Rewrite these records, switching every "interactable" to "clickable" and keeping everything else unchanged.

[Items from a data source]
····················

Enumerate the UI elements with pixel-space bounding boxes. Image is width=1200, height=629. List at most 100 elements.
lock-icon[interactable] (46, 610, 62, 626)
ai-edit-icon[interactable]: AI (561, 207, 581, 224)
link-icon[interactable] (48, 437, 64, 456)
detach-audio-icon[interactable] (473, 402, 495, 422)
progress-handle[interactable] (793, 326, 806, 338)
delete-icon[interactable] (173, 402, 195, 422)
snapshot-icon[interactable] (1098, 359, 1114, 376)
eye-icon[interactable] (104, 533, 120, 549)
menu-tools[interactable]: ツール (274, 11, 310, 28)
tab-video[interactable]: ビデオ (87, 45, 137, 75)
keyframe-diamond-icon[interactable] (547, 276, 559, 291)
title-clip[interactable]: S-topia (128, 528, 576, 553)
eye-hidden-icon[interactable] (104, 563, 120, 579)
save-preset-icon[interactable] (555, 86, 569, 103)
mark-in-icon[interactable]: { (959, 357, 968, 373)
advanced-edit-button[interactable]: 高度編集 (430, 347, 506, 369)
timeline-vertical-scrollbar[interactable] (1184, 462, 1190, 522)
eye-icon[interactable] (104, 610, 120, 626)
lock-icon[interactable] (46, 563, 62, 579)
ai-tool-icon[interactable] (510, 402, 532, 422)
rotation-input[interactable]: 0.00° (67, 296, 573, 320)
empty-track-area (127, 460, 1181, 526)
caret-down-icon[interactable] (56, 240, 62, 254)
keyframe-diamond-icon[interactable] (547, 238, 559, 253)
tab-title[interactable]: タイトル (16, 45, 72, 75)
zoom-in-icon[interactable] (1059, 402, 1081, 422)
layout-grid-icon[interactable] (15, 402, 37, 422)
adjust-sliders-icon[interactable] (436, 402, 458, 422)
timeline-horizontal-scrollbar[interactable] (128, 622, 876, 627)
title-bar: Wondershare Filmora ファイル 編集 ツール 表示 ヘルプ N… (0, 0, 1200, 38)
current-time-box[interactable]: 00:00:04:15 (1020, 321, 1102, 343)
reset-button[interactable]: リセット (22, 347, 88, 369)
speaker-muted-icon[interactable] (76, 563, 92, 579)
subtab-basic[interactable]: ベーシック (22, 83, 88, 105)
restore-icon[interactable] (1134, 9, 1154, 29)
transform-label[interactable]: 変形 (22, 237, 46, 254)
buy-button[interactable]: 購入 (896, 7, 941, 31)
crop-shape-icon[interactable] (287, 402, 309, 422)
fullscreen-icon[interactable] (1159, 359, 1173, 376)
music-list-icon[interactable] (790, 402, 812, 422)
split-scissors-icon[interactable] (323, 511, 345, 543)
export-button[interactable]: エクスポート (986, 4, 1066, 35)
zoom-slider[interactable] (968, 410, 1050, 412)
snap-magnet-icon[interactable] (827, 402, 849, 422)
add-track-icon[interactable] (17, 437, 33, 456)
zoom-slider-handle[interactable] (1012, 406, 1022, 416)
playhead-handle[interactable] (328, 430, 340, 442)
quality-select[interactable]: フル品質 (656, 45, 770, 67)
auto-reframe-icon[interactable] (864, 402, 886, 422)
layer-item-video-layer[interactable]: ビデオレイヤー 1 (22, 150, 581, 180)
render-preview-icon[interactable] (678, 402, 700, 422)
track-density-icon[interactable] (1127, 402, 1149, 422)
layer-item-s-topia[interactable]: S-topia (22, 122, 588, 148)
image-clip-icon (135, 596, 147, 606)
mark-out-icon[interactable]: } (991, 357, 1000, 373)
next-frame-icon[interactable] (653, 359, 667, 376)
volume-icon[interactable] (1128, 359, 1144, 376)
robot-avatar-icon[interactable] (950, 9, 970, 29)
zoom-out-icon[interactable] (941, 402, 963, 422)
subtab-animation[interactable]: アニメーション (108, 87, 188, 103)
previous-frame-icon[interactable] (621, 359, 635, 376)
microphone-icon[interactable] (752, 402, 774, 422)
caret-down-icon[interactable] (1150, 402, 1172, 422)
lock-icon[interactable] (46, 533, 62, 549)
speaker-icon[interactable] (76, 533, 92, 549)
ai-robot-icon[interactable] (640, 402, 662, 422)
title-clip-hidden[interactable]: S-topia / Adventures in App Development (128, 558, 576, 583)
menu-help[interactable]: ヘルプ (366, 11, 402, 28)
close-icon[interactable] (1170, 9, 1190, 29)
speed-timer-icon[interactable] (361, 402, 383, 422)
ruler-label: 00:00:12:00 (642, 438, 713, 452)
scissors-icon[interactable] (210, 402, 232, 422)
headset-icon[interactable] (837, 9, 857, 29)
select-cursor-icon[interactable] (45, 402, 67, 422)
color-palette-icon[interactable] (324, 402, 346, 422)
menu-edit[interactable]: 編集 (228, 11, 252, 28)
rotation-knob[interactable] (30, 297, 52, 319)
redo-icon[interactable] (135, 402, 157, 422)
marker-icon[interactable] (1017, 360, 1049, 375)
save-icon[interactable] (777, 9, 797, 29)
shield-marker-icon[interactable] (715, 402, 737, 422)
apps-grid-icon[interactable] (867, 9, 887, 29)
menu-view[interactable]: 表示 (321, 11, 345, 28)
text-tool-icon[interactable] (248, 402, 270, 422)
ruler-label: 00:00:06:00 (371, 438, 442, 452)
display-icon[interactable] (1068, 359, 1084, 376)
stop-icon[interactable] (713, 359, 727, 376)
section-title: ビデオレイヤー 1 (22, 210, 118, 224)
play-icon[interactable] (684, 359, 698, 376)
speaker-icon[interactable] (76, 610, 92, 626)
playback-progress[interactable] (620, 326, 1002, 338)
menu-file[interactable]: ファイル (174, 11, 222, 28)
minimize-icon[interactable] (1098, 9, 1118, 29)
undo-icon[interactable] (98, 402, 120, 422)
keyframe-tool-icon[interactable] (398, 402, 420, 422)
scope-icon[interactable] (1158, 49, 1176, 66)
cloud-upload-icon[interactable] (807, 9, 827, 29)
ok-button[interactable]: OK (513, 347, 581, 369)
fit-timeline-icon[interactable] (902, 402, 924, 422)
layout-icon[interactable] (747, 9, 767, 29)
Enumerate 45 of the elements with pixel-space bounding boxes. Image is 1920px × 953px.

····················

#### [Result of this exercise]
Enumerate the UI elements with pixel-space bounding boxes. Image is width=1200, height=629. List at most 100 elements.
lock-icon[clickable] (46, 610, 62, 626)
ai-edit-icon[clickable]: AI (561, 207, 581, 224)
link-icon[clickable] (48, 437, 64, 456)
detach-audio-icon[clickable] (473, 402, 495, 422)
progress-handle[clickable] (793, 326, 806, 338)
delete-icon[clickable] (173, 402, 195, 422)
snapshot-icon[clickable] (1098, 359, 1114, 376)
eye-icon[clickable] (104, 533, 120, 549)
menu-tools[clickable]: ツール (274, 11, 310, 28)
tab-video[clickable]: ビデオ (87, 45, 137, 75)
keyframe-diamond-icon[clickable] (547, 276, 559, 291)
title-clip[clickable]: S-topia (128, 528, 576, 553)
eye-hidden-icon[clickable] (104, 563, 120, 579)
save-preset-icon[clickable] (555, 86, 569, 103)
mark-in-icon[clickable]: { (959, 357, 968, 373)
advanced-edit-button[clickable]: 高度編集 (430, 347, 506, 369)
timeline-vertical-scrollbar[clickable] (1184, 462, 1190, 522)
eye-icon[clickable] (104, 610, 120, 626)
lock-icon[clickable] (46, 563, 62, 579)
ai-tool-icon[clickable] (510, 402, 532, 422)
rotation-input[clickable]: 0.00° (67, 296, 573, 320)
empty-track-area (127, 460, 1181, 526)
caret-down-icon[clickable] (56, 240, 62, 254)
keyframe-diamond-icon[clickable] (547, 238, 559, 253)
tab-title[clickable]: タイトル (16, 45, 72, 75)
zoom-in-icon[clickable] (1059, 402, 1081, 422)
layout-grid-icon[clickable] (15, 402, 37, 422)
adjust-sliders-icon[clickable] (436, 402, 458, 422)
timeline-horizontal-scrollbar[clickable] (128, 622, 876, 627)
title-bar: Wondershare Filmora ファイル 編集 ツール 表示 ヘルプ N… (0, 0, 1200, 38)
current-time-box[clickable]: 00:00:04:15 (1020, 321, 1102, 343)
reset-button[clickable]: リセット (22, 347, 88, 369)
speaker-muted-icon[clickable] (76, 563, 92, 579)
subtab-basic[clickable]: ベーシック (22, 83, 88, 105)
restore-icon[clickable] (1134, 9, 1154, 29)
transform-label[clickable]: 変形 (22, 237, 46, 254)
buy-button[clickable]: 購入 (896, 7, 941, 31)
crop-shape-icon[clickable] (287, 402, 309, 422)
fullscreen-icon[clickable] (1159, 359, 1173, 376)
music-list-icon[clickable] (790, 402, 812, 422)
split-scissors-icon[clickable] (323, 511, 345, 543)
export-button[clickable]: エクスポート (986, 4, 1066, 35)
zoom-slider[clickable] (968, 410, 1050, 412)
snap-magnet-icon[clickable] (827, 402, 849, 422)
add-track-icon[clickable] (17, 437, 33, 456)
zoom-slider-handle[clickable] (1012, 406, 1022, 416)
playhead-handle[clickable] (328, 430, 340, 442)
quality-select[clickable]: フル品質 (656, 45, 770, 67)
auto-reframe-icon[clickable] (864, 402, 886, 422)
layer-item-video-layer[clickable]: ビデオレイヤー 1 (22, 150, 581, 180)
render-preview-icon[clickable] (678, 402, 700, 422)
track-density-icon[clickable] (1127, 402, 1149, 422)
layer-item-s-topia[clickable]: S-topia (22, 122, 588, 148)
image-clip-icon (135, 596, 147, 606)
mark-out-icon[clickable]: } (991, 357, 1000, 373)
next-frame-icon[clickable] (653, 359, 667, 376)
volume-icon[clickable] (1128, 359, 1144, 376)
robot-avatar-icon[clickable] (950, 9, 970, 29)
zoom-out-icon[clickable] (941, 402, 963, 422)
subtab-animation[clickable]: アニメーション (108, 87, 188, 103)
previous-frame-icon[clickable] (621, 359, 635, 376)
microphone-icon[clickable] (752, 402, 774, 422)
caret-down-icon[clickable] (1150, 402, 1172, 422)
lock-icon[clickable] (46, 533, 62, 549)
speaker-icon[clickable] (76, 533, 92, 549)
ai-robot-icon[clickable] (640, 402, 662, 422)
title-clip-hidden[clickable]: S-topia / Adventures in App Development (128, 558, 576, 583)
menu-help[clickable]: ヘルプ (366, 11, 402, 28)
close-icon[clickable] (1170, 9, 1190, 29)
speed-timer-icon[clickable] (361, 402, 383, 422)
ruler-label: 00:00:12:00 (642, 438, 713, 452)
scissors-icon[clickable] (210, 402, 232, 422)
headset-icon[clickable] (837, 9, 857, 29)
select-cursor-icon[clickable] (45, 402, 67, 422)
color-palette-icon[clickable] (324, 402, 346, 422)
menu-edit[clickable]: 編集 (228, 11, 252, 28)
rotation-knob[clickable] (30, 297, 52, 319)
redo-icon[clickable] (135, 402, 157, 422)
marker-icon[clickable] (1017, 360, 1049, 375)
save-icon[clickable] (777, 9, 797, 29)
shield-marker-icon[clickable] (715, 402, 737, 422)
apps-grid-icon[clickable] (867, 9, 887, 29)
menu-view[clickable]: 表示 (321, 11, 345, 28)
text-tool-icon[clickable] (248, 402, 270, 422)
ruler-label: 00:00:06:00 (371, 438, 442, 452)
display-icon[clickable] (1068, 359, 1084, 376)
stop-icon[clickable] (713, 359, 727, 376)
section-title: ビデオレイヤー 1 (22, 210, 118, 224)
play-icon[clickable] (684, 359, 698, 376)
speaker-icon[clickable] (76, 610, 92, 626)
playback-progress[clickable] (620, 326, 1002, 338)
menu-file[clickable]: ファイル (174, 11, 222, 28)
minimize-icon[clickable] (1098, 9, 1118, 29)
undo-icon[clickable] (98, 402, 120, 422)
keyframe-tool-icon[clickable] (398, 402, 420, 422)
scope-icon[clickable] (1158, 49, 1176, 66)
cloud-upload-icon[clickable] (807, 9, 827, 29)
ok-button[clickable]: OK (513, 347, 581, 369)
fit-timeline-icon[clickable] (902, 402, 924, 422)
layout-icon[clickable] (747, 9, 767, 29)
Enumerate 45 of the elements with pixel-space bounding boxes. Image is 1920px × 953px.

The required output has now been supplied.